» Directions:
Find every line of the listing below where "исправлении" appears, and copy it.

Collection entries:
—————

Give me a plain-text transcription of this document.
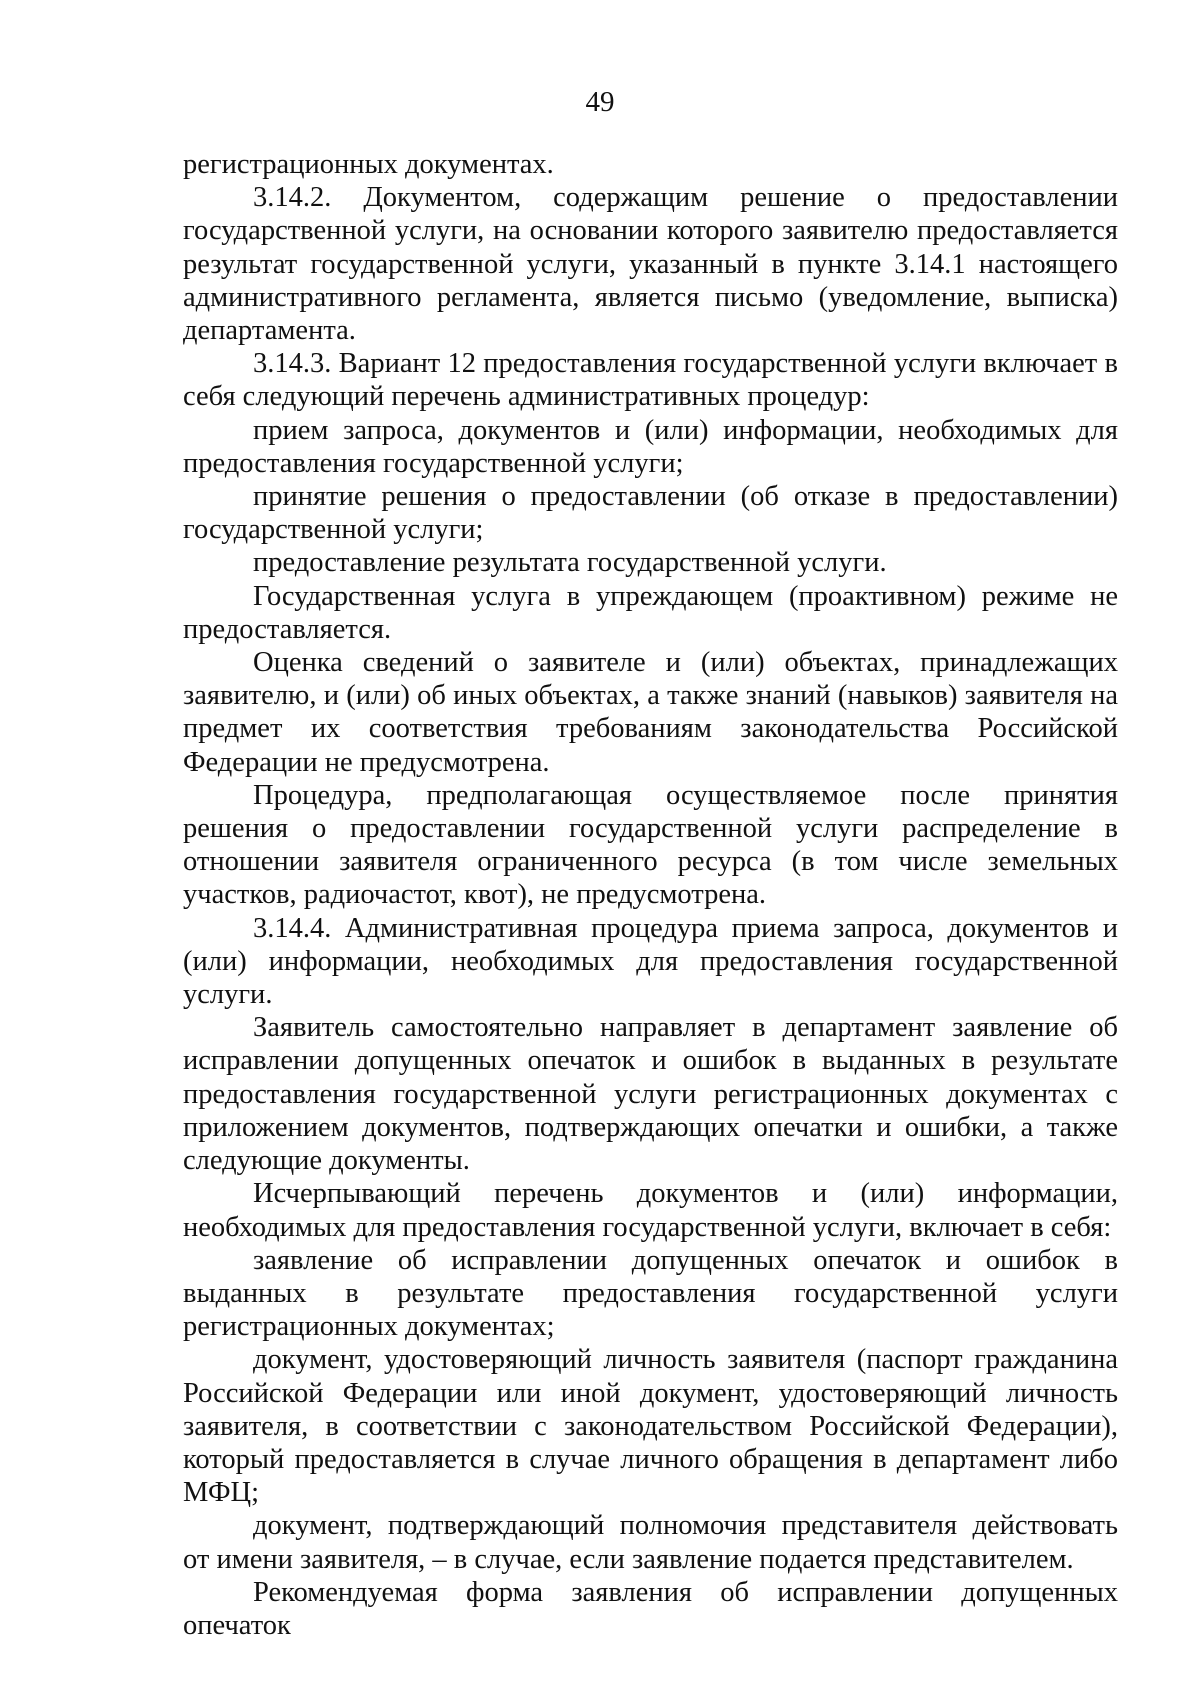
49

регистрационных документах.

3.14.2. Документом, содержащим решение о предоставлении государственной услуги, на основании которого заявителю предоставляется результат государственной услуги, указанный в пункте 3.14.1 настоящего административного регламента, является письмо (уведомление, выписка) департамента.

3.14.3. Вариант 12 предоставления государственной услуги включает в себя следующий перечень административных процедур:

прием запроса, документов и (или) информации, необходимых для предоставления государственной услуги;

принятие решения о предоставлении (об отказе в предоставлении) государственной услуги;

предоставление результата государственной услуги.

Государственная услуга в упреждающем (проактивном) режиме не предоставляется.

Оценка сведений о заявителе и (или) объектах, принадлежащих заявителю, и (или) об иных объектах, а также знаний (навыков) заявителя на предмет их соответствия требованиям законодательства Российской Федерации не предусмотрена.

Процедура, предполагающая осуществляемое после принятия решения о предоставлении государственной услуги распределение в отношении заявителя ограниченного ресурса (в том числе земельных участков, радиочастот, квот), не предусмотрена.

3.14.4. Административная процедура приема запроса, документов и (или) информации, необходимых для предоставления государственной услуги.

Заявитель самостоятельно направляет в департамент заявление об исправлении допущенных опечаток и ошибок в выданных в результате предоставления государственной услуги регистрационных документах с приложением документов, подтверждающих опечатки и ошибки, а также следующие документы.

Исчерпывающий перечень документов и (или) информации, необходимых для предоставления государственной услуги, включает в себя:

заявление об исправлении допущенных опечаток и ошибок в выданных в результате предоставления государственной услуги регистрационных документах;

документ, удостоверяющий личность заявителя (паспорт гражданина Российской Федерации или иной документ, удостоверяющий личность заявителя, в соответствии с законодательством Российской Федерации), который предоставляется в случае личного обращения в департамент либо МФЦ;

документ, подтверждающий полномочия представителя действовать от имени заявителя, – в случае, если заявление подается представителем.

Рекомендуемая форма заявления об исправлении допущенных опечаток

—————

» Result for this exercise:
Заявитель самостоятельно направляет в департамент заявление об исправлении допущенных опечаток и ошибок в выданных в результате предоставления государственной услуги регистрационных документах с приложением документов, подтверждающих опечатки и ошибки, а также следующие документы.
заявление об исправлении допущенных опечаток и ошибок в выданных в результате предоставления государственной услуги регистрационных документах;
Рекомендуемая форма заявления об исправлении допущенных опечаток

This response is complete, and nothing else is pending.